-- Given exercise --
Transcribe every line of the records verbatim.

-- Given records --
** begin **

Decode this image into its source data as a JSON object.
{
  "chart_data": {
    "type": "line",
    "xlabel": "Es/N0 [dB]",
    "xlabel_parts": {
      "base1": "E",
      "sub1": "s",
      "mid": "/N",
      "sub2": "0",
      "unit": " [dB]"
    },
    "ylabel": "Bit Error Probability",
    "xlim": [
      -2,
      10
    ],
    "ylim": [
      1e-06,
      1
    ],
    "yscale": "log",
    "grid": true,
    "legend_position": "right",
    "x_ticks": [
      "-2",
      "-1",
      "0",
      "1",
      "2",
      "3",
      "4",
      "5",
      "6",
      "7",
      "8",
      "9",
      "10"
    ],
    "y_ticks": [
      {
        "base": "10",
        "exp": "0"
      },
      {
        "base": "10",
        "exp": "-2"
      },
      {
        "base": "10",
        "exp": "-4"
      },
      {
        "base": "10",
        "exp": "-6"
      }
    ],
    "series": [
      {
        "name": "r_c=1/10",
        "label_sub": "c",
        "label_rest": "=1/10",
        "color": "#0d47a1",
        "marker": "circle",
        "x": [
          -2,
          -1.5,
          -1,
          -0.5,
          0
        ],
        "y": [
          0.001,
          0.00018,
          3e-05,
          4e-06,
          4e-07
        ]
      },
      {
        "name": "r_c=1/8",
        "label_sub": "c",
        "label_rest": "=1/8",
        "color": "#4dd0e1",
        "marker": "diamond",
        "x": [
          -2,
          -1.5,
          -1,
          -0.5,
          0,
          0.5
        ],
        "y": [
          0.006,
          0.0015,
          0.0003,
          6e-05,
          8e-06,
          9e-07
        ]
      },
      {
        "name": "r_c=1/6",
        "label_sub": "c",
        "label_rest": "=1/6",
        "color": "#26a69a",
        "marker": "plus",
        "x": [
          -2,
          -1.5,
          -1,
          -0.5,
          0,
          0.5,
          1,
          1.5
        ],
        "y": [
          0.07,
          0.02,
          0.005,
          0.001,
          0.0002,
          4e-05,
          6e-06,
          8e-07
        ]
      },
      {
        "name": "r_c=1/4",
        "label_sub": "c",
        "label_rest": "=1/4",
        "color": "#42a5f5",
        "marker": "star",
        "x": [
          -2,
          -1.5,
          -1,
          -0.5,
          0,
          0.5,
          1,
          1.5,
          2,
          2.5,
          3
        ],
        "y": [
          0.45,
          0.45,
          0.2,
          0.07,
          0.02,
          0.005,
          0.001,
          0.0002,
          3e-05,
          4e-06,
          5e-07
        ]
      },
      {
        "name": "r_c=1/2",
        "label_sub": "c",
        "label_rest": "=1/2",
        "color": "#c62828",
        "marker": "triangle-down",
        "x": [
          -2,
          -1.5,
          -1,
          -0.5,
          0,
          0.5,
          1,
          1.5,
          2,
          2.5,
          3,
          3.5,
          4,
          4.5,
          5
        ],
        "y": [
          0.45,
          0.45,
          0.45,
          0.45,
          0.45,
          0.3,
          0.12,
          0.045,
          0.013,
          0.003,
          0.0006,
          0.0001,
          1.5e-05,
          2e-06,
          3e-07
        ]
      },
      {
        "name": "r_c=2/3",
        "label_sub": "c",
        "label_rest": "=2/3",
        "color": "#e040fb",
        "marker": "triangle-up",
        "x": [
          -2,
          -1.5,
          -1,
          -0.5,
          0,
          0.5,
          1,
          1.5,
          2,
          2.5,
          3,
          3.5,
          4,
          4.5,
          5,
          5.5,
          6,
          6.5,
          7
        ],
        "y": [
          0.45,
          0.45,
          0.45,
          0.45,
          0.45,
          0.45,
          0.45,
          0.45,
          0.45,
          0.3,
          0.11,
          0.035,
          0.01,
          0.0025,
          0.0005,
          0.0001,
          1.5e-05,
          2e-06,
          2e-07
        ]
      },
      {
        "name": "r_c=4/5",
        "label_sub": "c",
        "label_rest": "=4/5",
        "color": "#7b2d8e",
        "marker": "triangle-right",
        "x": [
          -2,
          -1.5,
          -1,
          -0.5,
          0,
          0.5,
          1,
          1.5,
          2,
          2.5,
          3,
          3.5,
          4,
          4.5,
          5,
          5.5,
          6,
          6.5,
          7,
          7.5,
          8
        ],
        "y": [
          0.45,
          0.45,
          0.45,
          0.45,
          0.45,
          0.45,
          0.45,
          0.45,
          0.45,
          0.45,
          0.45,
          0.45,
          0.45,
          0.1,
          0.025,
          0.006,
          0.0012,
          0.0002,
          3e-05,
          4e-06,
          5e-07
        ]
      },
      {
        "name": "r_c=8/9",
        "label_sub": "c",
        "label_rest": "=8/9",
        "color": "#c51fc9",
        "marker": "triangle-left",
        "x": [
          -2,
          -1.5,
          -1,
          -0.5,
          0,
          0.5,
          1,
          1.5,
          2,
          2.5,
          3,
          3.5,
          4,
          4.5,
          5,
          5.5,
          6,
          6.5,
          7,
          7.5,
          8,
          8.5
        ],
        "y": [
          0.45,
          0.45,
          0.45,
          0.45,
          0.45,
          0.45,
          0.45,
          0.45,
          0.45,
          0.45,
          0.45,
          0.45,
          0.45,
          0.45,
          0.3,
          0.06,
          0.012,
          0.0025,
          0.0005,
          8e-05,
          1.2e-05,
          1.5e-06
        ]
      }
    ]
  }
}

** end **

-- Right answer --
Decode this image into its source data as a JSON object.
{
  "chart_data": {
    "type": "line",
    "xlabel": "Es/N0 [dB]",
    "xlabel_parts": {
      "base1": "E",
      "sub1": "s",
      "mid": "/N",
      "sub2": "0",
      "unit": " [dB]"
    },
    "ylabel": "Bit Error Probability",
    "xlim": [
      -2,
      10
    ],
    "ylim": [
      1e-06,
      1
    ],
    "yscale": "log",
    "grid": true,
    "legend_position": "right",
    "x_ticks": [
      "-2",
      "-1",
      "0",
      "1",
      "2",
      "3",
      "4",
      "5",
      "6",
      "7",
      "8",
      "9",
      "10"
    ],
    "y_ticks": [
      {
        "base": "10",
        "exp": "0"
      },
      {
        "base": "10",
        "exp": "-2"
      },
      {
        "base": "10",
        "exp": "-4"
      },
      {
        "base": "10",
        "exp": "-6"
      }
    ],
    "series": [
      {
        "name": "r_c=1/10",
        "label_sub": "c",
        "label_rest": "=1/10",
        "color": "#0d47a1",
        "marker": "circle",
        "x": [
          -2,
          -1.5,
          -1,
          -0.5,
          0
        ],
        "y": [
          0.001,
          0.00018,
          3e-05,
          4e-06,
          4e-07
        ]
      },
      {
        "name": "r_c=1/8",
        "label_sub": "c",
        "label_rest": "=1/8",
        "color": "#4dd0e1",
        "marker": "diamond",
        "x": [
          -2,
          -1.5,
          -1,
          -0.5,
          0,
          0.5
        ],
        "y": [
          0.006,
          0.0015,
          0.0003,
          6e-05,
          8e-06,
          9e-07
        ]
      },
      {
        "name": "r_c=1/6",
        "label_sub": "c",
        "label_rest": "=1/6",
        "color": "#26a69a",
        "marker": "plus",
        "x": [
          -2,
          -1.5,
          -1,
          -0.5,
          0,
          0.5,
          1,
          1.5
        ],
        "y": [
          0.07,
          0.02,
          0.005,
          0.001,
          0.0002,
          4e-05,
          6e-06,
          8e-07
        ]
      },
      {
        "name": "r_c=1/4",
        "label_sub": "c",
        "label_rest": "=1/4",
        "color": "#42a5f5",
        "marker": "star",
        "x": [
          -2,
          -1.5,
          -1,
          -0.5,
          0,
          0.5,
          1,
          1.5,
          2,
          2.5,
          3
        ],
        "y": [
          0.45,
          0.45,
          0.2,
          0.07,
          0.02,
          0.005,
          0.001,
          0.0002,
          3e-05,
          4e-06,
          5e-07
        ]
      },
      {
        "name": "r_c=1/2",
        "label_sub": "c",
        "label_rest": "=1/2",
        "color": "#c62828",
        "marker": "triangle-down",
        "x": [
          -2,
          -1.5,
          -1,
          -0.5,
          0,
          0.5,
          1,
          1.5,
          2,
          2.5,
          3,
          3.5,
          4,
          4.5,
          5
        ],
        "y": [
          0.45,
          0.45,
          0.45,
          0.45,
          0.45,
          0.3,
          0.12,
          0.045,
          0.013,
          0.003,
          0.0006,
          0.0001,
          1.5e-05,
          2e-06,
          3e-07
        ]
      },
      {
        "name": "r_c=2/3",
        "label_sub": "c",
        "label_rest": "=2/3",
        "color": "#e040fb",
        "marker": "triangle-up",
        "x": [
          -2,
          -1.5,
          -1,
          -0.5,
          0,
          0.5,
          1,
          1.5,
          2,
          2.5,
          3,
          3.5,
          4,
          4.5,
          5,
          5.5,
          6,
          6.5,
          7
        ],
        "y": [
          0.45,
          0.45,
          0.45,
          0.45,
          0.45,
          0.45,
          0.45,
          0.45,
          0.45,
          0.3,
          0.11,
          0.035,
          0.01,
          0.0025,
          0.0005,
          0.0001,
          1.5e-05,
          2e-06,
          2e-07
        ]
      },
      {
        "name": "r_c=4/5",
        "label_sub": "c",
        "label_rest": "=4/5",
        "color": "#7b2d8e",
        "marker": "triangle-right",
        "x": [
          -2,
          -1.5,
          -1,
          -0.5,
          0,
          0.5,
          1,
          1.5,
          2,
          2.5,
          3,
          3.5,
          4,
          4.5,
          5,
          5.5,
          6,
          6.5,
          7,
          7.5,
          8
        ],
        "y": [
          0.45,
          0.45,
          0.45,
          0.45,
          0.45,
          0.45,
          0.45,
          0.45,
          0.45,
          0.45,
          0.45,
          0.45,
          0.45,
          0.1,
          0.025,
          0.006,
          0.0012,
          0.0002,
          3e-05,
          4e-06,
          5e-07
        ]
      },
      {
        "name": "r_c=8/9",
        "label_sub": "c",
        "label_rest": "=8/9",
        "color": "#c51fc9",
        "marker": "triangle-left",
        "x": [
          -2,
          -1.5,
          -1,
          -0.5,
          0,
          0.5,
          1,
          1.5,
          2,
          2.5,
          3,
          3.5,
          4,
          4.5,
          5,
          5.5,
          6,
          6.5,
          7,
          7.5,
          8,
          8.5
        ],
        "y": [
          0.45,
          0.45,
          0.45,
          0.45,
          0.45,
          0.45,
          0.45,
          0.45,
          0.45,
          0.45,
          0.45,
          0.45,
          0.45,
          0.45,
          0.3,
          0.06,
          0.012,
          0.0025,
          0.0005,
          8e-05,
          1.2e-05,
          1.5e-06
        ]
      }
    ]
  }
}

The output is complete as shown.